DATASET RECORDS
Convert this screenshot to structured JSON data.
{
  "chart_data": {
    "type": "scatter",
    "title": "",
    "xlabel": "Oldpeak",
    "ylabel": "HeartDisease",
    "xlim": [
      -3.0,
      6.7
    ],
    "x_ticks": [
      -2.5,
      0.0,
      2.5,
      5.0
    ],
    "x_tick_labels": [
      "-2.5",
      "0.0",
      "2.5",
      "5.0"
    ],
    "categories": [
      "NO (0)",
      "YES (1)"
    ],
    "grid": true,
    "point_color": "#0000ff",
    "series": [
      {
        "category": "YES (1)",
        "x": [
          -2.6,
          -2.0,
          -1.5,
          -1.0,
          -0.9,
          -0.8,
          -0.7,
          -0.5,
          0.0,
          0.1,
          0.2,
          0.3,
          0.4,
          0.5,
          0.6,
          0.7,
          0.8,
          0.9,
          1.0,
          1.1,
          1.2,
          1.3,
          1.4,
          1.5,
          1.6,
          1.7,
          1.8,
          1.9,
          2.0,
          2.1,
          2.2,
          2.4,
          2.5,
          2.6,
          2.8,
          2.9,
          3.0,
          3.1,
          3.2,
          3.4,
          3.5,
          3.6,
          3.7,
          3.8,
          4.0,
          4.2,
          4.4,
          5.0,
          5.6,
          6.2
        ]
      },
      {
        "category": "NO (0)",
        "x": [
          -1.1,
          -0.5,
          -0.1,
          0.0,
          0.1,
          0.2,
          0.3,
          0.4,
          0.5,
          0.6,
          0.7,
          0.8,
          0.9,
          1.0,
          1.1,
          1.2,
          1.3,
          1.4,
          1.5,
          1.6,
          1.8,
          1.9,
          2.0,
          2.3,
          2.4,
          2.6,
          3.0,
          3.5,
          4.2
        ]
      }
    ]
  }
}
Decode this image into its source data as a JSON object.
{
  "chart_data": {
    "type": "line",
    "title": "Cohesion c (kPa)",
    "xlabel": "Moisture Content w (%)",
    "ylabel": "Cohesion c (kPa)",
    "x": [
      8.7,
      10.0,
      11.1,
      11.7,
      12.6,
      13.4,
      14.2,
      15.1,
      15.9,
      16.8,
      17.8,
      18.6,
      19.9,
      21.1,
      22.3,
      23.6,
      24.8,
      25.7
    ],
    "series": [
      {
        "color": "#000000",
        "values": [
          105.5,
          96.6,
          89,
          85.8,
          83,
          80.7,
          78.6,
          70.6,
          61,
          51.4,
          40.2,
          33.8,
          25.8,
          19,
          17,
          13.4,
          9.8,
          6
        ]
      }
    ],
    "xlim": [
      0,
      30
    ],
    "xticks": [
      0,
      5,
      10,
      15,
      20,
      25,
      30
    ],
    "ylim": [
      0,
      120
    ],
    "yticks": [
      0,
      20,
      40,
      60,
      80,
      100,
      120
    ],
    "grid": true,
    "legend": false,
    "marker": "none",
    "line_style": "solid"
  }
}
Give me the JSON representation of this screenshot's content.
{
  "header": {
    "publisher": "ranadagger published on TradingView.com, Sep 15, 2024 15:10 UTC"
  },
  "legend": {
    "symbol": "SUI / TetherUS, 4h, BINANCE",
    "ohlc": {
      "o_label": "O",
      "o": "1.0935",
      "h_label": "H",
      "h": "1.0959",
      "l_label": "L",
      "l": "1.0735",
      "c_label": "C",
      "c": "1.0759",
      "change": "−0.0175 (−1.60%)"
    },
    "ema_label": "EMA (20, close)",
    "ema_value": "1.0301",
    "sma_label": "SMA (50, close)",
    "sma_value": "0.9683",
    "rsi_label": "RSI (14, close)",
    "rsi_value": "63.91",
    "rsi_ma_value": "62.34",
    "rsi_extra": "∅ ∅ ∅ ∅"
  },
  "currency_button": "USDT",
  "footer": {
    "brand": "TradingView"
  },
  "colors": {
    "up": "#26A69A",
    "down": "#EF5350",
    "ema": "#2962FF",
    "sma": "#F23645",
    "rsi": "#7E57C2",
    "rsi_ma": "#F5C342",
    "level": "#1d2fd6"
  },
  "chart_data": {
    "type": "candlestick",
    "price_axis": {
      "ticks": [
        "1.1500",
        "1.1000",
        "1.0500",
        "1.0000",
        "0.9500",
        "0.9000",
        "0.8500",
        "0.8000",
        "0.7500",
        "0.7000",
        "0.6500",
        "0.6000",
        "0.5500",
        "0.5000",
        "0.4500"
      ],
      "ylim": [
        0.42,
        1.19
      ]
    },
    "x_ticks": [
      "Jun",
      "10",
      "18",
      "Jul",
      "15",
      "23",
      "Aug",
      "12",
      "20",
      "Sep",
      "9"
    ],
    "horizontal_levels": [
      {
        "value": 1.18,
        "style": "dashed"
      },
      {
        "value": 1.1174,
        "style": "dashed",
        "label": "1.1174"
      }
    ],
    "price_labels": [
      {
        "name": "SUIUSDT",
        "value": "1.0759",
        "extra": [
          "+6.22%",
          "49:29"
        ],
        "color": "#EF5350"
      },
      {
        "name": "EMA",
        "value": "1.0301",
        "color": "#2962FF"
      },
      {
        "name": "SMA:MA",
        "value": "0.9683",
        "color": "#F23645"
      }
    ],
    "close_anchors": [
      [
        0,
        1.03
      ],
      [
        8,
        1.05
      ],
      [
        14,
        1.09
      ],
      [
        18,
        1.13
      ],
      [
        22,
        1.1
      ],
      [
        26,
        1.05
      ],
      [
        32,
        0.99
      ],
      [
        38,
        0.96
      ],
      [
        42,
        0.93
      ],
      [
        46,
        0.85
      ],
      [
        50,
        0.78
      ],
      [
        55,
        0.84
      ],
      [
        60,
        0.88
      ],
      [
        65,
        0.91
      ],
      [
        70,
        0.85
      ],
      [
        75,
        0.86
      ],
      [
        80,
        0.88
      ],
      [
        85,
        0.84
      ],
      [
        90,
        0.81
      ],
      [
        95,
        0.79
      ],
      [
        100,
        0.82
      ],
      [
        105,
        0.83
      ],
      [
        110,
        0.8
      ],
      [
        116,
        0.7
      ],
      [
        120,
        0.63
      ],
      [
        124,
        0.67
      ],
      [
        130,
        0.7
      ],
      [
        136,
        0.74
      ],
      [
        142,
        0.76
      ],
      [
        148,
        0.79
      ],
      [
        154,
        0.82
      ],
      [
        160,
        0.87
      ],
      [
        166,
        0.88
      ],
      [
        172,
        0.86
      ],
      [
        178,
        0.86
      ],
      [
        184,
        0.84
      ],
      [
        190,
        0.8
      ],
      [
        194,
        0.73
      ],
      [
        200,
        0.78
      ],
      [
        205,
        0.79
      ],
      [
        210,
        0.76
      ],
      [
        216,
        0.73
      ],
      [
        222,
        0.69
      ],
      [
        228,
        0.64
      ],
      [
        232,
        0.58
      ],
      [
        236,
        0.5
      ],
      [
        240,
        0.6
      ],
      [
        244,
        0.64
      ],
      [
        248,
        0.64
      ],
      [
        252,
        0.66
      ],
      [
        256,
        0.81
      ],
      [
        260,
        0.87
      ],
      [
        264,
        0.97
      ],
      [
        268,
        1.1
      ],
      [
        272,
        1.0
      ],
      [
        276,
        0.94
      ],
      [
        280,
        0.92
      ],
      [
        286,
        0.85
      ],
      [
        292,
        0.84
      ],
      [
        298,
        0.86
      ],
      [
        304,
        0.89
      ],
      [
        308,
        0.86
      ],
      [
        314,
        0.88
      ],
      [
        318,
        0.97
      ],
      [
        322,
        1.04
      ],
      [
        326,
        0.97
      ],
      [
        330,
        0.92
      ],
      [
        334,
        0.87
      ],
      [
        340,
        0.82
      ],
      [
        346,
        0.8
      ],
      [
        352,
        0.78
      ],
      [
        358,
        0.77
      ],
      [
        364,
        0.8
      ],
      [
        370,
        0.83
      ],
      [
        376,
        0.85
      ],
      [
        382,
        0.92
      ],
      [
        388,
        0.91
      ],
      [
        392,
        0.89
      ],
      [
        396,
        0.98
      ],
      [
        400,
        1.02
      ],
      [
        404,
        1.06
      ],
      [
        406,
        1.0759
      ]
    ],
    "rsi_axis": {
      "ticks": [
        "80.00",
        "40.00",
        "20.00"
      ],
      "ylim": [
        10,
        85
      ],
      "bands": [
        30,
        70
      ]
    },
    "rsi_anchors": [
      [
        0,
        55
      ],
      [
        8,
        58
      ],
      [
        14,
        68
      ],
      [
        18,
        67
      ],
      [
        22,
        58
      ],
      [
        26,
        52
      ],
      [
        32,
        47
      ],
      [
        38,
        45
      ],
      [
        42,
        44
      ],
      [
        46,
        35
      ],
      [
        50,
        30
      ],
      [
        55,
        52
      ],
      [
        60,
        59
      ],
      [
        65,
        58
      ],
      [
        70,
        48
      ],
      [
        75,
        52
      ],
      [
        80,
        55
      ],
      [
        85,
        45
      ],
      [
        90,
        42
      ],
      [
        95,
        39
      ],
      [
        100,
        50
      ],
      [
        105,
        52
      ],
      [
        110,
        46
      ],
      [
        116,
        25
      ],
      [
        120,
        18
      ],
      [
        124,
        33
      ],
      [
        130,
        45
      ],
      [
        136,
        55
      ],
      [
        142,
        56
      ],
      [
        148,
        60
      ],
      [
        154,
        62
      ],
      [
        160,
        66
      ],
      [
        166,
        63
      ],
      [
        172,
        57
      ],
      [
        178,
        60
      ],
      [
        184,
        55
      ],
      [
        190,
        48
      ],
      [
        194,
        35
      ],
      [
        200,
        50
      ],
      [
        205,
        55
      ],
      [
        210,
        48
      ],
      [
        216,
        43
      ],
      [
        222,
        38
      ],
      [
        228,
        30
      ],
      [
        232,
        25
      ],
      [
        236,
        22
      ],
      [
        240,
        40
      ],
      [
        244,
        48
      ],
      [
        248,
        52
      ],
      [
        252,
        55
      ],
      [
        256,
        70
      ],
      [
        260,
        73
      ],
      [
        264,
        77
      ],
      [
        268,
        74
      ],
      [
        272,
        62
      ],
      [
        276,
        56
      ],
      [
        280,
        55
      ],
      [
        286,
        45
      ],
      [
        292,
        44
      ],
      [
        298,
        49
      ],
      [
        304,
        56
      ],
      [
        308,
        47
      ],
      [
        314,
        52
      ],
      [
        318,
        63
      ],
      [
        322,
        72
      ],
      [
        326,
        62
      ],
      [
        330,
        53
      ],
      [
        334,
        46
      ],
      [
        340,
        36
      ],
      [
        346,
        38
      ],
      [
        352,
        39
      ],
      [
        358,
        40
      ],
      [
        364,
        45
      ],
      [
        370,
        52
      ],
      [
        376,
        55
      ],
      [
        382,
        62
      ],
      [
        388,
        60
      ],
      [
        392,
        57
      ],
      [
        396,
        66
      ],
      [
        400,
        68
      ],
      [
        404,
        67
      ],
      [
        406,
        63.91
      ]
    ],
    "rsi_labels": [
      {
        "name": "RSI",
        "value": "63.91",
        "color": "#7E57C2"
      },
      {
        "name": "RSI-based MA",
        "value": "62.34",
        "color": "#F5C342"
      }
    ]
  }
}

EXERCISE PROMPT
Locate the string "type" in the listing above and copy every line where it occurs.

COMPLETE ANSWER
    "type": "scatter",
    "type": "line",
    "type": "candlestick",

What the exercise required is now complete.